Task description :: Look through the records below, and copy out every line that holds the string "group".

___ Records provided

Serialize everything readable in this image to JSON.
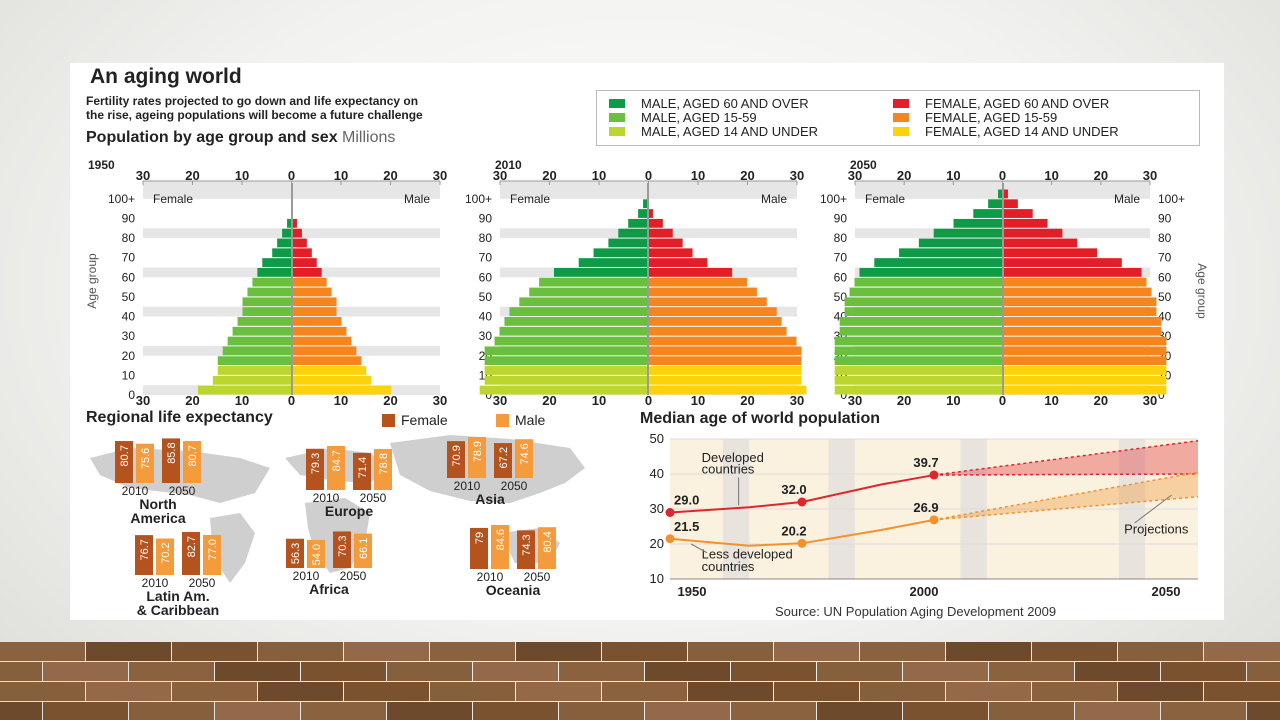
{
  "title": "An aging world",
  "subtitle_lines": [
    "Fertility rates projected to go down and life expectancy on",
    "the rise, ageing populations will become a future challenge"
  ],
  "source": "Source: UN Population Aging Development 2009",
  "legend": {
    "items": [
      {
        "label": "MALE, AGED 60 AND OVER",
        "color": "#0f9a48"
      },
      {
        "label": "MALE, AGED 15-59",
        "color": "#6abf3f"
      },
      {
        "label": "MALE, AGED 14 AND UNDER",
        "color": "#bcd62e"
      },
      {
        "label": "FEMALE, AGED 60 AND OVER",
        "color": "#e21e26"
      },
      {
        "label": "FEMALE, AGED 15-59",
        "color": "#f5861f"
      },
      {
        "label": "FEMALE, AGED 14 AND UNDER",
        "color": "#fcd20b"
      }
    ]
  },
  "chart_data": [
    {
      "type": "bar",
      "title": "Population by age group and sex",
      "unit": "Millions",
      "ylabel": "Age group",
      "side_labels": {
        "left": "Female",
        "right": "Male"
      },
      "categories": [
        "0",
        "5",
        "10",
        "15",
        "20",
        "25",
        "30",
        "35",
        "40",
        "45",
        "50",
        "55",
        "60",
        "65",
        "70",
        "75",
        "80",
        "85",
        "90",
        "95",
        "100+"
      ],
      "y_tick_labels": [
        "0",
        "10",
        "20",
        "30",
        "40",
        "50",
        "60",
        "70",
        "80",
        "90",
        "100+"
      ],
      "x_tick_labels": [
        "30",
        "20",
        "10",
        "0",
        "10",
        "20",
        "30"
      ],
      "xlim": [
        -30,
        30
      ],
      "panels": [
        {
          "year": "1950",
          "left": [
            19,
            16,
            15,
            15,
            14,
            13,
            12,
            11,
            10,
            10,
            9,
            8,
            7,
            6,
            4,
            3,
            2,
            1,
            0,
            0,
            0
          ],
          "right": [
            20,
            16,
            15,
            14,
            13,
            12,
            11,
            10,
            9,
            9,
            8,
            7,
            6,
            5,
            4,
            3,
            2,
            1,
            0,
            0,
            0
          ]
        },
        {
          "year": "2010",
          "left": [
            34,
            33,
            33,
            33,
            33,
            31,
            30,
            29,
            28,
            26,
            24,
            22,
            19,
            14,
            11,
            8,
            6,
            4,
            2,
            1,
            0
          ],
          "right": [
            32,
            31,
            31,
            31,
            31,
            30,
            28,
            27,
            26,
            24,
            22,
            20,
            17,
            12,
            9,
            7,
            5,
            3,
            1,
            0,
            0
          ]
        },
        {
          "year": "2050",
          "left": [
            34,
            34,
            34,
            34,
            34,
            34,
            33,
            33,
            32,
            32,
            31,
            30,
            29,
            26,
            21,
            17,
            14,
            10,
            6,
            3,
            1
          ],
          "right": [
            33,
            33,
            33,
            33,
            33,
            33,
            32,
            32,
            31,
            31,
            30,
            29,
            28,
            24,
            19,
            15,
            12,
            9,
            6,
            3,
            1
          ]
        }
      ]
    },
    {
      "type": "bar",
      "title": "Regional life expectancy",
      "series": [
        {
          "name": "Female",
          "color": "#b5531f"
        },
        {
          "name": "Male",
          "color": "#f49b3e"
        }
      ],
      "categories": [
        "2010",
        "2050"
      ],
      "regions": [
        {
          "name": [
            "North",
            "America"
          ],
          "values": [
            80.7,
            75.6,
            85.8,
            80.7
          ]
        },
        {
          "name": [
            "Europe"
          ],
          "values": [
            79.3,
            84.7,
            71.4,
            78.8
          ]
        },
        {
          "name": [
            "Asia"
          ],
          "values": [
            70.9,
            78.9,
            67.2,
            74.6
          ]
        },
        {
          "name": [
            "Latin Am.",
            "& Caribbean"
          ],
          "values": [
            76.7,
            70.2,
            82.7,
            77.0
          ]
        },
        {
          "name": [
            "Africa"
          ],
          "values": [
            56.3,
            54.0,
            70.3,
            66.1
          ]
        },
        {
          "name": [
            "Oceania"
          ],
          "values": [
            79,
            84.6,
            74.3,
            80.4
          ]
        }
      ],
      "value_labels": [
        [
          "80.7",
          "75.6",
          "85.8",
          "80.7"
        ],
        [
          "79.3",
          "84.7",
          "71.4",
          "78.8"
        ],
        [
          "70.9",
          "78.9",
          "67.2",
          "74.6"
        ],
        [
          "76.7",
          "70.2",
          "82.7",
          "77.0"
        ],
        [
          "56.3",
          "54.0",
          "70.3",
          "66.1"
        ],
        [
          "79",
          "84.6",
          "74.3",
          "80.4"
        ]
      ]
    },
    {
      "type": "line",
      "title": "Median age of world population",
      "xlim": [
        1950,
        2050
      ],
      "ylim": [
        10,
        50
      ],
      "y_ticks": [
        10,
        20,
        30,
        40,
        50
      ],
      "x_tick_labels": [
        "1950",
        "2000",
        "2050"
      ],
      "series": [
        {
          "name": "Developed countries",
          "color": "#e0262c",
          "x": [
            1950,
            1965,
            1975,
            1990,
            2000
          ],
          "y": [
            29.0,
            30.5,
            32.0,
            37.0,
            39.7
          ],
          "projection_x": [
            2000,
            2050
          ],
          "projection_high": [
            39.7,
            49.5
          ],
          "projection_low": [
            39.7,
            40.0
          ]
        },
        {
          "name": "Less developed countries",
          "color": "#f2922e",
          "x": [
            1950,
            1965,
            1975,
            1990,
            2000
          ],
          "y": [
            21.5,
            19.5,
            20.2,
            24.0,
            26.9
          ],
          "projection_x": [
            2000,
            2050
          ],
          "projection_high": [
            26.9,
            40.5
          ],
          "projection_low": [
            26.9,
            33.5
          ]
        }
      ],
      "point_labels": [
        {
          "x": 1950,
          "y": 29.0,
          "text": "29.0"
        },
        {
          "x": 1975,
          "y": 32.0,
          "text": "32.0"
        },
        {
          "x": 2000,
          "y": 39.7,
          "text": "39.7"
        },
        {
          "x": 1950,
          "y": 21.5,
          "text": "21.5"
        },
        {
          "x": 1975,
          "y": 20.2,
          "text": "20.2"
        },
        {
          "x": 2000,
          "y": 26.9,
          "text": "26.9"
        }
      ],
      "annotations": {
        "developed": [
          "Developed",
          "countries"
        ],
        "less_developed": [
          "Less developed",
          "countries"
        ],
        "projections": "Projections"
      }
    }
  ]
}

______

Worked solution ::
      "title": "Population by age group and sex",
      "ylabel": "Age group",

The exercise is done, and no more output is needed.